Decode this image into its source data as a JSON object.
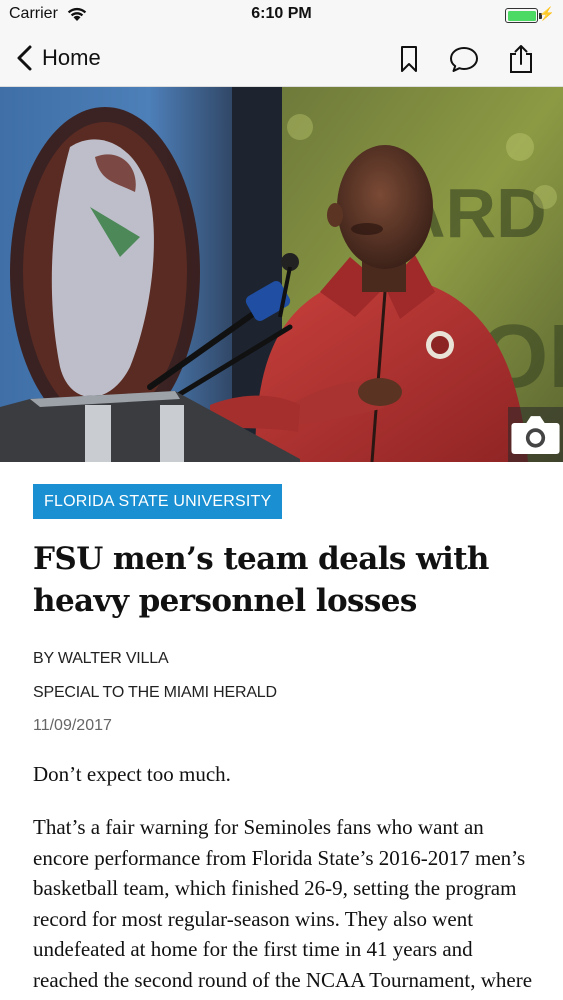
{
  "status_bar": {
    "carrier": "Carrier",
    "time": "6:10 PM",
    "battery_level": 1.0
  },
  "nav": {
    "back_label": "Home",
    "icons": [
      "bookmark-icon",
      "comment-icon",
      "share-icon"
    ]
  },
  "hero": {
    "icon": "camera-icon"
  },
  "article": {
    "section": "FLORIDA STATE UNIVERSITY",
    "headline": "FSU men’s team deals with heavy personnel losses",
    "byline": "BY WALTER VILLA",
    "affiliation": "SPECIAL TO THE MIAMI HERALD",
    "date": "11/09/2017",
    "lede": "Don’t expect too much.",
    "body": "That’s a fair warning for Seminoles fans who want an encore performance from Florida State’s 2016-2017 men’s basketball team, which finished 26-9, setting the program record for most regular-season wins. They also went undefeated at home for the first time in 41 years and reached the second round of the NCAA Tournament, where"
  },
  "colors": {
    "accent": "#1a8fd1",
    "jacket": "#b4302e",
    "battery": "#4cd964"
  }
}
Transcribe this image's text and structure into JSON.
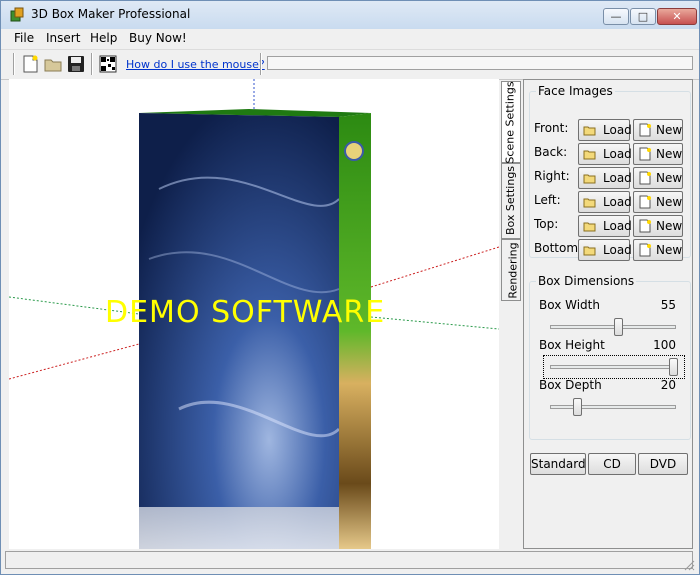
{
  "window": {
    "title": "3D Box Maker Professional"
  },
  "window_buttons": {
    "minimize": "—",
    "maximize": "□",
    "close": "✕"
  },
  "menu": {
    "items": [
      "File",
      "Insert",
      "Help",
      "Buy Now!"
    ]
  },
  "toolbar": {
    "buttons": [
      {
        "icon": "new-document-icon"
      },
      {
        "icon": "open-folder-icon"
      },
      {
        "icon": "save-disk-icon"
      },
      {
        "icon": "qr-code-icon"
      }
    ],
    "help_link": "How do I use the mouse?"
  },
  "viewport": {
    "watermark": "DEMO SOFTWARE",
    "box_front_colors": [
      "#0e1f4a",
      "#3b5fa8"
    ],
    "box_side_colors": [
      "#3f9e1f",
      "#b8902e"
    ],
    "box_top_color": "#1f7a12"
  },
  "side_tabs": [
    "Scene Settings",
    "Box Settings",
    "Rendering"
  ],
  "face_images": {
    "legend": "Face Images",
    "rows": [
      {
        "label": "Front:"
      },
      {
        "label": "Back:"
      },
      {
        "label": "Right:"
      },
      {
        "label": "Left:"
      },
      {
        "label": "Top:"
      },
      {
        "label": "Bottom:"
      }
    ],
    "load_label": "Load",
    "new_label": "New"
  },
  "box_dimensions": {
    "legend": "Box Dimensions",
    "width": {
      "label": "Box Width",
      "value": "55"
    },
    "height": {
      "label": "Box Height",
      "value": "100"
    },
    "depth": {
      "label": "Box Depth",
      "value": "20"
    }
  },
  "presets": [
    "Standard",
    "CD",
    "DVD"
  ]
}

____

[Direction]
Copy down every line of the material above that includes the string "into".

[Final answer]
Decode this image into its source data as a JSON object.
Transcribe this image's text and structure into JSON.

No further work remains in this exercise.